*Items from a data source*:
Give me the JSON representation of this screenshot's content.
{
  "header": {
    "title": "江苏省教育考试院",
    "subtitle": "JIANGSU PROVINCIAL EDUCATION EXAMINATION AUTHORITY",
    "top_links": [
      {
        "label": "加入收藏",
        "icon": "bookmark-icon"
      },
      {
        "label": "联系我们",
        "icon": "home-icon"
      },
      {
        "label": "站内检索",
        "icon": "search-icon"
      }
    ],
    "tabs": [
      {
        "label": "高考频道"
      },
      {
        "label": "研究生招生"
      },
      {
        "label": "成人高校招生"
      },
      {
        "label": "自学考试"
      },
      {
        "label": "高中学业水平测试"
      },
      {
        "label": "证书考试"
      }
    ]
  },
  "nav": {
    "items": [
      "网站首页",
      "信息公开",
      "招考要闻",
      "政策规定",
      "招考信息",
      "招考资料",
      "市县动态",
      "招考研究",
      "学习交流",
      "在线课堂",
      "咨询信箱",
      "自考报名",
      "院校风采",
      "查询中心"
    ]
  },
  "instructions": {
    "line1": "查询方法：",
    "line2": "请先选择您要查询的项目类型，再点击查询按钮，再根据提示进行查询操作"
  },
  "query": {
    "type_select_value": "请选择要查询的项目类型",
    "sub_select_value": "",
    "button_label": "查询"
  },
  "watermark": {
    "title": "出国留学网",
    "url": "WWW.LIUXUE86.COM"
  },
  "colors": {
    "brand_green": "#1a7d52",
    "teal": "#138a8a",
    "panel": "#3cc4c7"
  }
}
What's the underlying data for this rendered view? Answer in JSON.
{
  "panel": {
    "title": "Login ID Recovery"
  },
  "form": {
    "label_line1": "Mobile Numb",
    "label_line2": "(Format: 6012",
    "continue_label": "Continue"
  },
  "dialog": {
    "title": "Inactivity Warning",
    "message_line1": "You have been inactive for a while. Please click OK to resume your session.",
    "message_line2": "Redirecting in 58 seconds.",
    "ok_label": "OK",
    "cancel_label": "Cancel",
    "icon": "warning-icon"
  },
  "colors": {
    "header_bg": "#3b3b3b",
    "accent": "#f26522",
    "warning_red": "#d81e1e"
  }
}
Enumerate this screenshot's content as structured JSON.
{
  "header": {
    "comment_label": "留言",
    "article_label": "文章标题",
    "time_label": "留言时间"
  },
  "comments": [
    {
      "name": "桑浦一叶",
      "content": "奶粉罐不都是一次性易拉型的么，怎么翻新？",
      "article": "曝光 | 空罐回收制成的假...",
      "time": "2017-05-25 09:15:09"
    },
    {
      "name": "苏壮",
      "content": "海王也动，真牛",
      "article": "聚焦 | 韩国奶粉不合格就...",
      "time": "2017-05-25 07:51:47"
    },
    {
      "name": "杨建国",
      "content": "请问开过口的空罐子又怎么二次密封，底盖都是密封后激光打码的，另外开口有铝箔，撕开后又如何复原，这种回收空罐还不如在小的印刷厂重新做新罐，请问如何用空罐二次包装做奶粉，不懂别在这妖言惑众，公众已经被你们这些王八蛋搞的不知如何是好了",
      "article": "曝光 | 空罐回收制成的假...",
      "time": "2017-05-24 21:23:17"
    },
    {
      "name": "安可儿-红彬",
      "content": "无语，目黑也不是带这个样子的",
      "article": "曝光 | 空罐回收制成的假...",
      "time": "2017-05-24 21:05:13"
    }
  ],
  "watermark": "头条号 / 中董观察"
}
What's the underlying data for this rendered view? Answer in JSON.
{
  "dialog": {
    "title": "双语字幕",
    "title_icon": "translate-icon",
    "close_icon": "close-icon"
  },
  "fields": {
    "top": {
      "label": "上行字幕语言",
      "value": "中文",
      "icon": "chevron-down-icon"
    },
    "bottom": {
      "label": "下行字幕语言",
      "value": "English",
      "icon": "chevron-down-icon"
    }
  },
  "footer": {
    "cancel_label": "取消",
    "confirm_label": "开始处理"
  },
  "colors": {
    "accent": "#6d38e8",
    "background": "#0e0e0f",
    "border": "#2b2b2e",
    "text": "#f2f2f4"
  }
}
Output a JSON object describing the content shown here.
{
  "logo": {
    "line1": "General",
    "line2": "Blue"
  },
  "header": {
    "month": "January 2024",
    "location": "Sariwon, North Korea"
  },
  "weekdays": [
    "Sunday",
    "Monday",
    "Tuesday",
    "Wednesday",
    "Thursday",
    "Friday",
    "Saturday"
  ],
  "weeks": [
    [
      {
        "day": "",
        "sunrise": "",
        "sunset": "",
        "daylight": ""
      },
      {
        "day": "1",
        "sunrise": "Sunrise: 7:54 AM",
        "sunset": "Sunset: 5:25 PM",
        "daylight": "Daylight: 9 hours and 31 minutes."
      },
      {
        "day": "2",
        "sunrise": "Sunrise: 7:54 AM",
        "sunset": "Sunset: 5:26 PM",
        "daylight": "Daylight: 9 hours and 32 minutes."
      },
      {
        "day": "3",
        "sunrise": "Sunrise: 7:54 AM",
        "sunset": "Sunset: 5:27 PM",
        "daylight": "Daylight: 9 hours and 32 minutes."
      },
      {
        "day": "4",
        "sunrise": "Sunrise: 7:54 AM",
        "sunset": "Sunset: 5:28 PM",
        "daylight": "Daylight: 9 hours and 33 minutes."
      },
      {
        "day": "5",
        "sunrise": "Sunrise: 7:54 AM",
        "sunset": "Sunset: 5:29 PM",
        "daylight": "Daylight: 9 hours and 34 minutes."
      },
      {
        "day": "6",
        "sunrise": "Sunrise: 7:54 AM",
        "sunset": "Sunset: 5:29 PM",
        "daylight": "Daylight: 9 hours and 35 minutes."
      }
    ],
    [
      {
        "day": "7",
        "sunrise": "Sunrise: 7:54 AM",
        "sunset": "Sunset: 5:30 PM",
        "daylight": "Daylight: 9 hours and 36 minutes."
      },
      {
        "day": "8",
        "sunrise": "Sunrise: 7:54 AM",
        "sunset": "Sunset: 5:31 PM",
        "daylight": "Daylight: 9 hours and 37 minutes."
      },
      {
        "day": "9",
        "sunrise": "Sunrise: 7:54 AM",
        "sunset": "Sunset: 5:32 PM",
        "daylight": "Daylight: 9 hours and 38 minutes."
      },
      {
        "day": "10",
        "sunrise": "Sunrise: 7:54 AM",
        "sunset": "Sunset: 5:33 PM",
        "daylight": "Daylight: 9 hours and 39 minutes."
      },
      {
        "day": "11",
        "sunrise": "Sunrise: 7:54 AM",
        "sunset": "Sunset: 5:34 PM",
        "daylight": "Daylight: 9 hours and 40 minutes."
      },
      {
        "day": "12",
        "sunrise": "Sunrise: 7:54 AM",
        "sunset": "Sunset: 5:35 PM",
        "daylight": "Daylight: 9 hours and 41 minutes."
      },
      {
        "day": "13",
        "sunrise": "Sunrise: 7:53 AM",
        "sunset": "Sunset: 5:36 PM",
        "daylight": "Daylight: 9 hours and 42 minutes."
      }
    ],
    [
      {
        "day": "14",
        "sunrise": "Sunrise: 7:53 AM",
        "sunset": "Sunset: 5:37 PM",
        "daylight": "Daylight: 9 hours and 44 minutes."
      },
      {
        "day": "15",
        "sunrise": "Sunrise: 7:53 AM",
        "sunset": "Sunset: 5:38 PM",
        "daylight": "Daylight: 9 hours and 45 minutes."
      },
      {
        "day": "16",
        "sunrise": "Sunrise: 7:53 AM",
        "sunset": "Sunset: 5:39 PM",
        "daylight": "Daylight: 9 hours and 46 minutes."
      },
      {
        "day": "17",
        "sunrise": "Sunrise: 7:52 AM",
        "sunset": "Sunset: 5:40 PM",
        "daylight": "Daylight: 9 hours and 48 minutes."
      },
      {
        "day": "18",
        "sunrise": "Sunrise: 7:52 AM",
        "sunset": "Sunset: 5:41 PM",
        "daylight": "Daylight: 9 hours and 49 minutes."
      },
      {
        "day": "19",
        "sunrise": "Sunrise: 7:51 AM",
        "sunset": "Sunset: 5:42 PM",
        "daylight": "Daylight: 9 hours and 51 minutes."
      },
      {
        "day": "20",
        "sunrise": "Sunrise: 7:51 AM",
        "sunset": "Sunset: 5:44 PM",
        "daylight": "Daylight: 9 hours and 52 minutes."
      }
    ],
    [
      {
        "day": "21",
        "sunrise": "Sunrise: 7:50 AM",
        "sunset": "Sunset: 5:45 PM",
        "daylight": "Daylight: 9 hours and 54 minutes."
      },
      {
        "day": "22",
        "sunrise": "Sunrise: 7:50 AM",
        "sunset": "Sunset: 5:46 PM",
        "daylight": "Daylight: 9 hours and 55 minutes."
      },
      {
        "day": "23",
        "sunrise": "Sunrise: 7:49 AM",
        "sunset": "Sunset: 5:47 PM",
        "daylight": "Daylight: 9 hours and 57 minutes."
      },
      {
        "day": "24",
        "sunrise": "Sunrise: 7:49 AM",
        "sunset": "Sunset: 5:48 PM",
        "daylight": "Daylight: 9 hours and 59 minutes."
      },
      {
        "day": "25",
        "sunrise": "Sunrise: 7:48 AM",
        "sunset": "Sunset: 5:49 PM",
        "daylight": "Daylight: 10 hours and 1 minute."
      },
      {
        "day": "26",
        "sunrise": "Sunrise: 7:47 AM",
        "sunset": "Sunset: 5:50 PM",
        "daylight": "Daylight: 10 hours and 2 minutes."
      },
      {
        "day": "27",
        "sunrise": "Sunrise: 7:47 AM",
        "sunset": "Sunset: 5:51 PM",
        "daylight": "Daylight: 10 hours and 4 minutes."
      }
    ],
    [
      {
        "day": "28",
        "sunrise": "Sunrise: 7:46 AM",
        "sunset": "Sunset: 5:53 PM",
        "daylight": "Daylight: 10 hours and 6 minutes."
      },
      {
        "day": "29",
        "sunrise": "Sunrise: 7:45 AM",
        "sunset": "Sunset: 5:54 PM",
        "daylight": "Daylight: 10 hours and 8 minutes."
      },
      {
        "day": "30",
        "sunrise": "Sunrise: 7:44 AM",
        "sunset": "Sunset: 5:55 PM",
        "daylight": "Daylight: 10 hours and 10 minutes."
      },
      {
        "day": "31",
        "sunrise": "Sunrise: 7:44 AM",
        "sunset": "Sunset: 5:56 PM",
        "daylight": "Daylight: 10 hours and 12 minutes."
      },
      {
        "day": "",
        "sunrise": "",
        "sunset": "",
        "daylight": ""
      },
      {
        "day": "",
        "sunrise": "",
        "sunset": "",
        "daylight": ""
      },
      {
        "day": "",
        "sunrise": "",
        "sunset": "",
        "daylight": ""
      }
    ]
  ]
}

*Task objective*: Show every line in the records above that contains the word "screenshot".

*Finished answer*:
Give me the JSON representation of this screenshot's content.
Enumerate this screenshot's content as structured JSON.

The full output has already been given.